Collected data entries
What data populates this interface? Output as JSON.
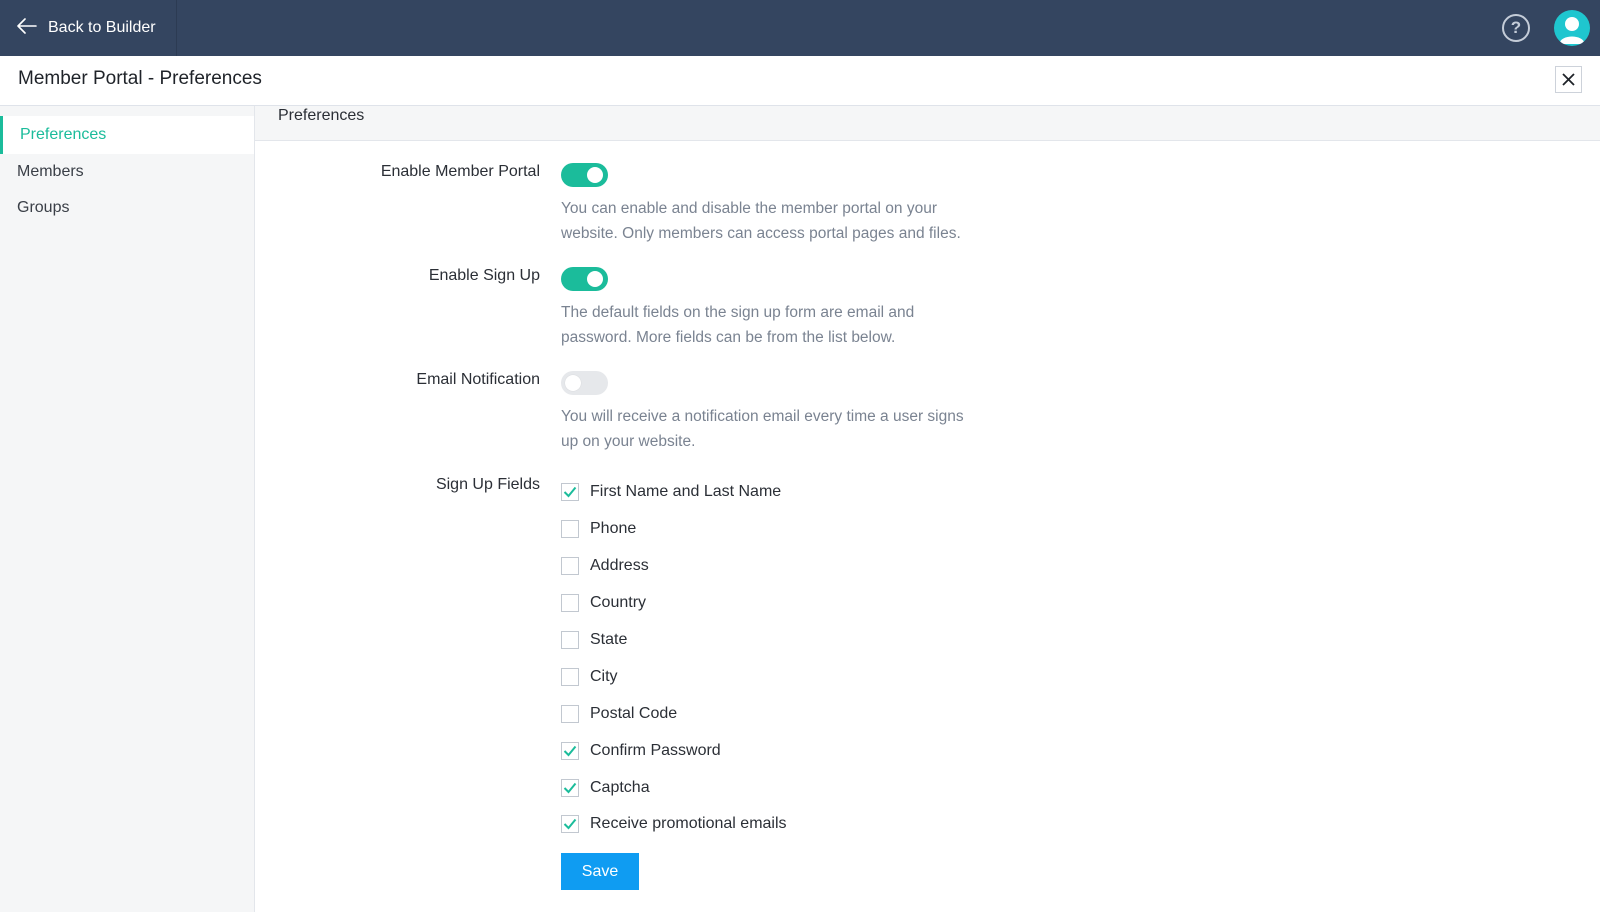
{
  "topbar": {
    "back_label": "Back to Builder",
    "help_icon": "?"
  },
  "titlebar": {
    "title": "Member Portal - Preferences"
  },
  "sidebar": {
    "items": [
      {
        "label": "Preferences",
        "active": true
      },
      {
        "label": "Members",
        "active": false
      },
      {
        "label": "Groups",
        "active": false
      }
    ]
  },
  "section": {
    "title": "Preferences"
  },
  "settings": {
    "enable_portal": {
      "label": "Enable Member Portal",
      "on": true,
      "desc": [
        "You can enable and disable the member portal on your",
        "website. Only members can access portal pages and files."
      ]
    },
    "enable_signup": {
      "label": "Enable Sign Up",
      "on": true,
      "desc": [
        "The default fields on the sign up form are email and",
        "password. More fields can be from the list below."
      ]
    },
    "email_notification": {
      "label": "Email Notification",
      "on": false,
      "desc": [
        "You will receive a notification email every time a user signs",
        "up on your website."
      ]
    }
  },
  "signup_fields": {
    "label": "Sign Up Fields",
    "items": [
      {
        "label": "First Name and Last Name",
        "checked": true
      },
      {
        "label": "Phone",
        "checked": false
      },
      {
        "label": "Address",
        "checked": false
      },
      {
        "label": "Country",
        "checked": false
      },
      {
        "label": "State",
        "checked": false
      },
      {
        "label": "City",
        "checked": false
      },
      {
        "label": "Postal Code",
        "checked": false
      },
      {
        "label": "Confirm Password",
        "checked": true
      },
      {
        "label": "Captcha",
        "checked": true
      },
      {
        "label": "Receive promotional emails",
        "checked": true
      }
    ]
  },
  "save_label": "Save",
  "colors": {
    "topbar": "#344560",
    "accent": "#1bbc9b",
    "button": "#0f9cf2",
    "avatar": "#1fc6cf"
  }
}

### AIM OF THE TASK
Print out every entry above without changing a word, and leave out the pictures.

### FULL SOLUTION
What data populates this interface? Output as JSON.
{
  "topbar": {
    "back_label": "Back to Builder",
    "help_icon": "?"
  },
  "titlebar": {
    "title": "Member Portal - Preferences"
  },
  "sidebar": {
    "items": [
      {
        "label": "Preferences",
        "active": true
      },
      {
        "label": "Members",
        "active": false
      },
      {
        "label": "Groups",
        "active": false
      }
    ]
  },
  "section": {
    "title": "Preferences"
  },
  "settings": {
    "enable_portal": {
      "label": "Enable Member Portal",
      "on": true,
      "desc": [
        "You can enable and disable the member portal on your",
        "website. Only members can access portal pages and files."
      ]
    },
    "enable_signup": {
      "label": "Enable Sign Up",
      "on": true,
      "desc": [
        "The default fields on the sign up form are email and",
        "password. More fields can be from the list below."
      ]
    },
    "email_notification": {
      "label": "Email Notification",
      "on": false,
      "desc": [
        "You will receive a notification email every time a user signs",
        "up on your website."
      ]
    }
  },
  "signup_fields": {
    "label": "Sign Up Fields",
    "items": [
      {
        "label": "First Name and Last Name",
        "checked": true
      },
      {
        "label": "Phone",
        "checked": false
      },
      {
        "label": "Address",
        "checked": false
      },
      {
        "label": "Country",
        "checked": false
      },
      {
        "label": "State",
        "checked": false
      },
      {
        "label": "City",
        "checked": false
      },
      {
        "label": "Postal Code",
        "checked": false
      },
      {
        "label": "Confirm Password",
        "checked": true
      },
      {
        "label": "Captcha",
        "checked": true
      },
      {
        "label": "Receive promotional emails",
        "checked": true
      }
    ]
  },
  "save_label": "Save",
  "colors": {
    "topbar": "#344560",
    "accent": "#1bbc9b",
    "button": "#0f9cf2",
    "avatar": "#1fc6cf"
  }
}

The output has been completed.